■ Challenge:
Reproduce the material word for word, starting at the very beginning and ending at the line that contains "Find all labels, buttons, inputs, and", with that line included. Leave the pictures out of your answer.

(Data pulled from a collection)
▬▬▬▬▬▬

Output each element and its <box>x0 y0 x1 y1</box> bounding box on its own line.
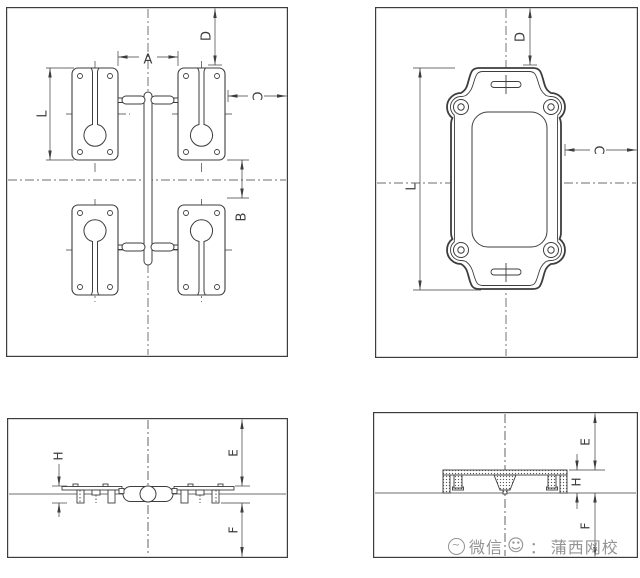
dim-label-e: E <box>579 438 593 446</box>
runner-branch <box>151 243 174 251</box>
dim-label-l: L <box>405 183 420 191</box>
panel-part-top-view: D C L <box>375 7 638 358</box>
part-boss <box>196 490 204 495</box>
part-wall <box>62 487 122 491</box>
part-section-right <box>172 484 234 503</box>
part-leg <box>212 490 219 503</box>
watermark-separator: ： <box>530 534 547 558</box>
part-boss <box>92 490 100 495</box>
part-section-left <box>62 484 124 503</box>
section-boss-left <box>454 475 462 488</box>
wechat-logo-icon: ~ <box>448 538 465 555</box>
panel-mold-layout-top-view: A D C L B <box>6 7 288 357</box>
panel-mold-section-view: H E F <box>7 418 288 558</box>
dim-label-h: H <box>570 477 584 486</box>
runner-branch <box>122 96 145 104</box>
runner-sprue <box>144 92 152 265</box>
dim-label-c: C <box>249 91 264 100</box>
section-top-wall <box>443 470 567 475</box>
sprue-circle <box>140 486 156 502</box>
sprue-funnel <box>494 475 516 490</box>
dim-label-f: F <box>227 526 241 533</box>
gate <box>172 489 177 494</box>
runner-branch <box>122 243 145 251</box>
plate <box>178 205 225 295</box>
dim-label-e: E <box>227 449 241 457</box>
dim-label-f: F <box>579 522 593 529</box>
part-leg <box>181 490 188 503</box>
section-boss-right <box>548 475 556 488</box>
smiley-icon: ☺ <box>507 538 526 555</box>
dim-label-h: H <box>52 451 66 460</box>
part-cross-section <box>443 470 567 494</box>
part-leg <box>77 490 84 503</box>
dim-label-d: D <box>200 31 215 41</box>
technical-drawing-sheet: A D C L B <box>0 0 640 578</box>
watermark: ~ 微信 ☺ ： 蒲西网校 <box>448 534 633 558</box>
part-wall <box>174 487 234 491</box>
gate <box>119 489 124 494</box>
sprue-tail <box>503 490 507 494</box>
runner-branch <box>151 96 174 104</box>
dim-label-b: B <box>235 213 250 222</box>
dim-label-d: D <box>514 32 529 42</box>
dim-label-a: A <box>144 53 153 68</box>
part-leg <box>108 490 115 503</box>
dim-label-c: C <box>591 145 606 154</box>
watermark-account-name: 蒲西网校 <box>551 534 619 558</box>
watermark-app-name: 微信 <box>469 534 503 558</box>
runner-section <box>123 486 173 502</box>
plate <box>72 205 118 295</box>
dim-label-l: L <box>36 110 51 118</box>
runner-system <box>118 92 178 265</box>
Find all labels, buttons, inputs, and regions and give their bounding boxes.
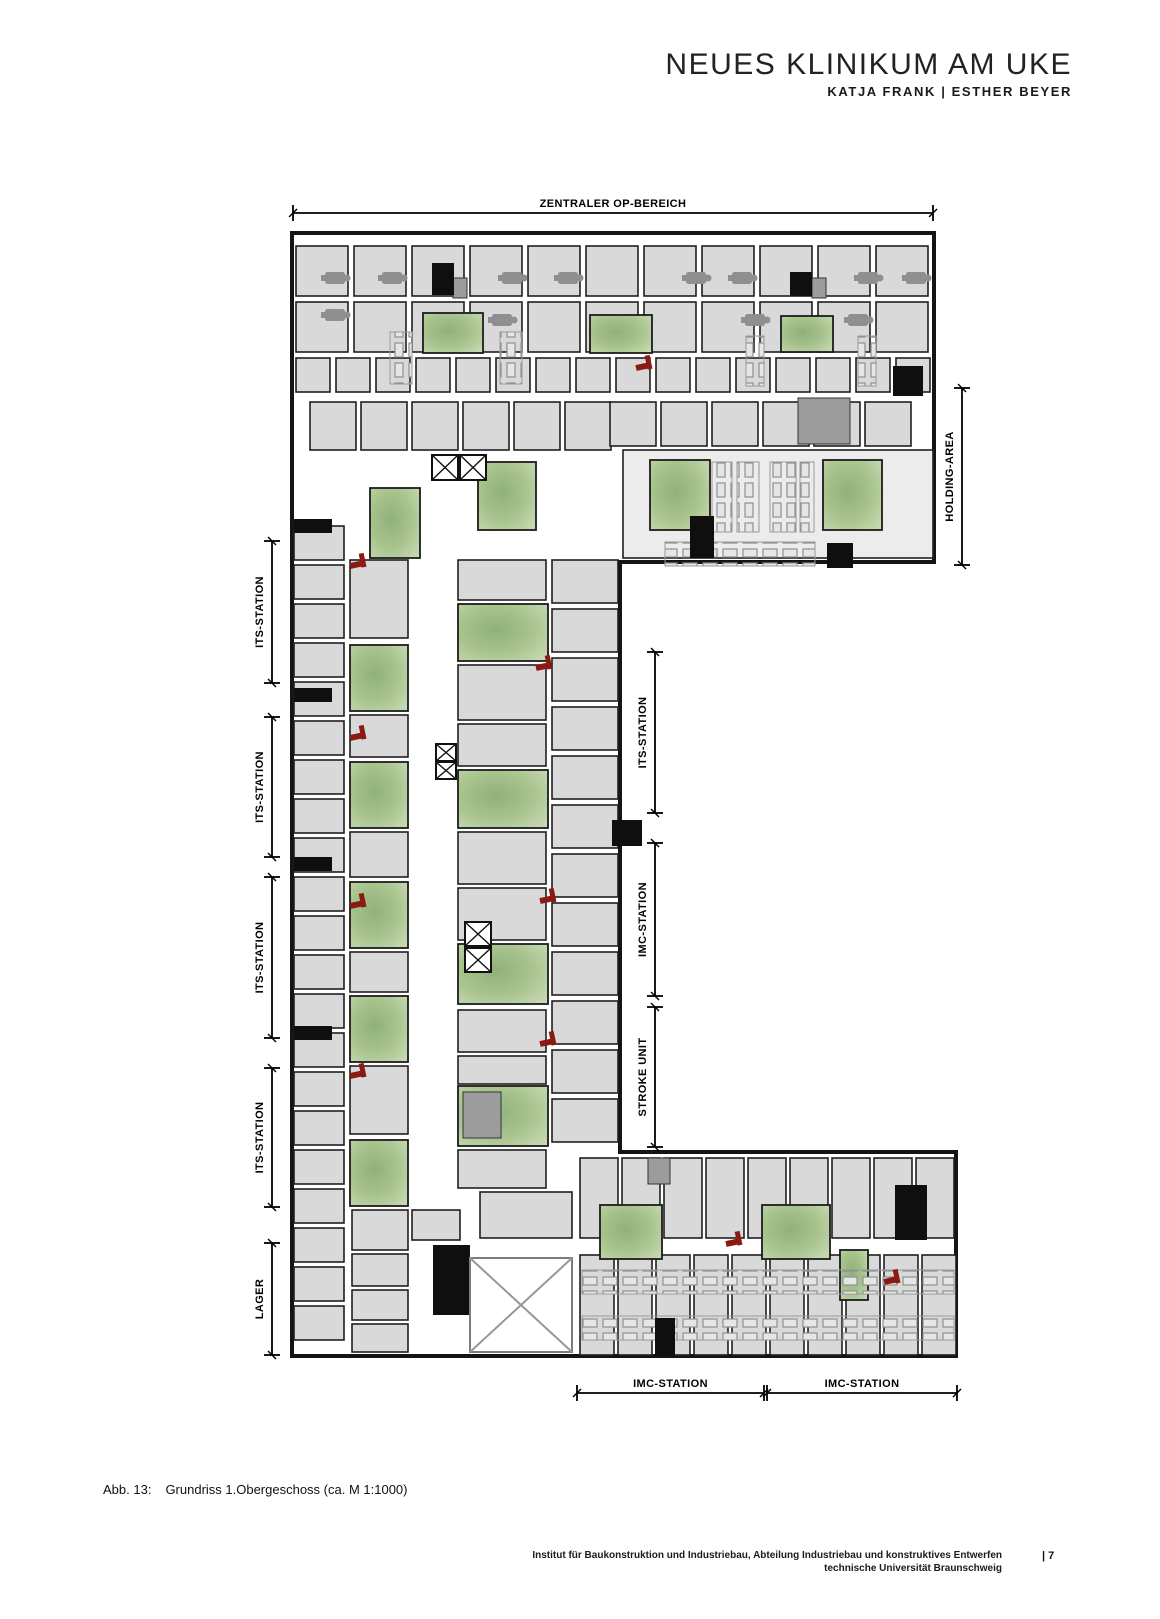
room (832, 1158, 870, 1238)
bed-row (746, 336, 764, 386)
figure-caption-text: Grundriss 1.Obergeschoss (ca. M 1:1000) (165, 1482, 407, 1497)
room (536, 358, 570, 392)
room (552, 1050, 618, 1093)
service-block (453, 278, 467, 298)
dimension-label: IMC-STATION (637, 882, 649, 957)
room (352, 1210, 408, 1250)
room (661, 402, 707, 446)
room (412, 402, 458, 450)
courtyard (350, 996, 408, 1062)
dimension-label: STROKE UNIT (637, 1038, 649, 1117)
dimension-label: IMC-STATION (825, 1378, 900, 1390)
room (552, 756, 618, 799)
room (552, 903, 618, 946)
core-block (433, 1245, 470, 1315)
room (294, 1267, 344, 1301)
room (352, 1290, 408, 1320)
room (480, 1192, 572, 1238)
room (865, 402, 911, 446)
courtyard (350, 882, 408, 948)
room (712, 402, 758, 446)
core-block (612, 820, 642, 846)
bed-row (665, 542, 815, 566)
bed-row (770, 462, 796, 532)
room (528, 302, 580, 352)
room (416, 358, 450, 392)
room (552, 805, 618, 848)
room (656, 358, 690, 392)
dimension-its-station: ITS-STATION (254, 713, 280, 861)
room (702, 246, 754, 296)
room (456, 358, 490, 392)
room (552, 854, 618, 897)
room (458, 1010, 546, 1052)
bed-row (390, 332, 412, 384)
core-block (690, 516, 714, 558)
bed-row (582, 1316, 954, 1340)
courtyard (762, 1205, 830, 1259)
room (294, 994, 344, 1028)
bed-row (712, 462, 732, 532)
room (458, 724, 546, 766)
room (706, 1158, 744, 1238)
core-block (827, 543, 853, 568)
dimension-label: IMC-STATION (633, 1378, 708, 1390)
page-number: | 7 (1042, 1550, 1054, 1562)
room (552, 658, 618, 701)
room (586, 246, 638, 296)
elevator-icon (465, 948, 491, 972)
dimension-zentraler-op-bereich: ZENTRALER OP-BEREICH (289, 198, 937, 221)
room (876, 302, 928, 352)
courtyard (350, 1140, 408, 1206)
room (552, 609, 618, 652)
room (361, 402, 407, 450)
dimension-its-station: ITS-STATION (254, 873, 280, 1042)
core-block (294, 688, 332, 702)
elevator-icon (436, 744, 456, 761)
elevator-icon (465, 922, 491, 946)
service-block (798, 398, 850, 444)
room (294, 604, 344, 638)
core-block (294, 1026, 332, 1040)
room (816, 358, 850, 392)
courtyard (600, 1205, 662, 1259)
room (552, 952, 618, 995)
room (458, 1056, 546, 1084)
room (294, 799, 344, 833)
room (552, 1099, 618, 1142)
courtyard (823, 460, 882, 530)
room (296, 358, 330, 392)
core-block (790, 272, 812, 296)
footer-line1: Institut für Baukonstruktion und Industr… (302, 1549, 1002, 1562)
dimension-imc-station: IMC-STATION (637, 839, 663, 1000)
room (696, 358, 730, 392)
room (470, 246, 522, 296)
dimension-imc-station: IMC-STATION (573, 1378, 768, 1401)
room (458, 560, 546, 600)
room (352, 1254, 408, 1286)
courtyard (458, 770, 548, 828)
dimension-label: ZENTRALER OP-BEREICH (540, 198, 687, 210)
dimension-its-station: ITS-STATION (254, 537, 280, 687)
service-block (463, 1092, 501, 1138)
bed-row (500, 332, 522, 384)
room (350, 832, 408, 877)
core-block (294, 857, 332, 871)
courtyard (781, 316, 833, 352)
dimension-label: ITS-STATION (254, 576, 266, 648)
dimension-imc-station: IMC-STATION (763, 1378, 961, 1401)
room (514, 402, 560, 450)
courtyard (370, 488, 420, 558)
dimension-lager: LAGER (254, 1239, 280, 1359)
core-block (895, 1185, 927, 1240)
room (296, 246, 348, 296)
room (294, 1111, 344, 1145)
room (412, 1210, 460, 1240)
room (458, 665, 546, 720)
room (294, 955, 344, 989)
room (336, 358, 370, 392)
dimension-label: HOLDING-AREA (944, 431, 956, 521)
elevator-icon (460, 455, 486, 480)
room (294, 1306, 344, 1340)
room (458, 832, 546, 884)
dimension-stroke-unit: STROKE UNIT (637, 1003, 663, 1151)
floor-plan: ZENTRALER OP-BEREICHHOLDING-AREAITS-STAT… (0, 0, 1160, 1619)
room (552, 1001, 618, 1044)
room (352, 1324, 408, 1352)
elevator-icon (436, 762, 456, 779)
dimension-label: ITS-STATION (254, 922, 266, 994)
room (310, 402, 356, 450)
room (294, 643, 344, 677)
room (294, 565, 344, 599)
footer: Institut für Baukonstruktion und Industr… (302, 1549, 1002, 1575)
room (294, 1189, 344, 1223)
courtyard (423, 313, 483, 353)
room (294, 1228, 344, 1262)
elevator-icon (432, 455, 458, 480)
room (463, 402, 509, 450)
room (458, 1150, 546, 1188)
room (876, 246, 928, 296)
room (644, 246, 696, 296)
service-block (648, 1158, 670, 1184)
dimension-holding-area: HOLDING-AREA (944, 384, 970, 569)
room (565, 402, 611, 450)
core-block (294, 519, 332, 533)
dimension-its-station: ITS-STATION (637, 648, 663, 817)
bed-row (800, 462, 814, 532)
core-block (893, 366, 923, 396)
bed-row (737, 462, 759, 532)
courtyard (590, 315, 652, 353)
core-block (655, 1318, 675, 1356)
page: NEUES KLINIKUM AM UKE KATJA FRANK | ESTH… (0, 0, 1160, 1619)
room (354, 246, 406, 296)
room (576, 358, 610, 392)
dimension-label: ITS-STATION (254, 751, 266, 823)
bed-row (858, 336, 876, 386)
room (294, 721, 344, 755)
service-block (812, 278, 826, 298)
room (552, 560, 618, 603)
room (528, 246, 580, 296)
footer-line2: technische Universität Braunschweig (302, 1562, 1002, 1575)
dimension-label: ITS-STATION (637, 697, 649, 769)
dimension-its-station: ITS-STATION (254, 1064, 280, 1211)
room (294, 877, 344, 911)
room (294, 1072, 344, 1106)
courtyard (458, 604, 548, 661)
dimension-label: ITS-STATION (254, 1102, 266, 1174)
courtyard (350, 645, 408, 711)
figure-caption: Abb. 13:Grundriss 1.Obergeschoss (ca. M … (103, 1482, 408, 1497)
courtyard (350, 762, 408, 828)
room (294, 1150, 344, 1184)
room (350, 952, 408, 992)
figure-caption-label: Abb. 13: (103, 1482, 151, 1497)
atrium-void (470, 1258, 572, 1352)
dimension-label: LAGER (254, 1279, 266, 1320)
room (294, 916, 344, 950)
room (776, 358, 810, 392)
core-block (432, 263, 454, 295)
room (610, 402, 656, 446)
room (552, 707, 618, 750)
room (294, 760, 344, 794)
room (350, 560, 408, 638)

▬▬▬▬▬▬

■ Result of the task:
Output each element and its <box>x0 y0 x1 y1</box> bounding box on its own line.
dim-label-e: E <box>579 438 593 446</box>
runner-branch <box>151 243 174 251</box>
dim-label-l: L <box>405 183 420 191</box>
panel-part-top-view: D C L <box>375 7 638 358</box>
part-boss <box>196 490 204 495</box>
part-wall <box>62 487 122 491</box>
part-section-right <box>172 484 234 503</box>
part-leg <box>212 490 219 503</box>
watermark-separator: ： <box>530 534 547 558</box>
part-boss <box>92 490 100 495</box>
part-section-left <box>62 484 124 503</box>
section-boss-left <box>454 475 462 488</box>
wechat-logo-icon: ~ <box>448 538 465 555</box>
panel-mold-layout-top-view: A D C L B <box>6 7 288 357</box>
panel-mold-section-view: H E F <box>7 418 288 558</box>
dim-label-h: H <box>570 477 584 486</box>
runner-branch <box>122 96 145 104</box>
runner-sprue <box>144 92 152 265</box>
dim-label-c: C <box>249 91 264 100</box>
section-top-wall <box>443 470 567 475</box>
sprue-circle <box>140 486 156 502</box>
sprue-funnel <box>494 475 516 490</box>
dim-label-f: F <box>227 526 241 533</box>
gate <box>172 489 177 494</box>
runner-branch <box>122 243 145 251</box>
plate <box>178 205 225 295</box>
dim-label-e: E <box>227 449 241 457</box>
dim-label-f: F <box>579 522 593 529</box>
part-leg <box>181 490 188 503</box>
section-boss-right <box>548 475 556 488</box>
smiley-icon: ☺ <box>507 538 526 555</box>
dim-label-h: H <box>52 451 66 460</box>
part-cross-section <box>443 470 567 494</box>
part-leg <box>77 490 84 503</box>
dim-label-d: D <box>200 31 215 41</box>
technical-drawing-sheet: A D C L B <box>0 0 640 578</box>
watermark: ~ 微信 ☺ ： 蒲西网校 <box>448 534 633 558</box>
part-wall <box>174 487 234 491</box>
gate <box>119 489 124 494</box>
sprue-tail <box>503 490 507 494</box>
runner-branch <box>151 96 174 104</box>
dim-label-b: B <box>235 213 250 222</box>
dim-label-d: D <box>514 32 529 42</box>
dim-label-a: A <box>144 53 153 68</box>
part-leg <box>108 490 115 503</box>
dim-label-c: C <box>591 145 606 154</box>
watermark-account-name: 蒲西网校 <box>551 534 619 558</box>
watermark-app-name: 微信 <box>469 534 503 558</box>
runner-section <box>123 486 173 502</box>
plate <box>72 205 118 295</box>
dim-label-l: L <box>36 110 51 118</box>
runner-system <box>118 92 178 265</box>
Find all labels, buttons, inputs, and regions and give their bounding boxes.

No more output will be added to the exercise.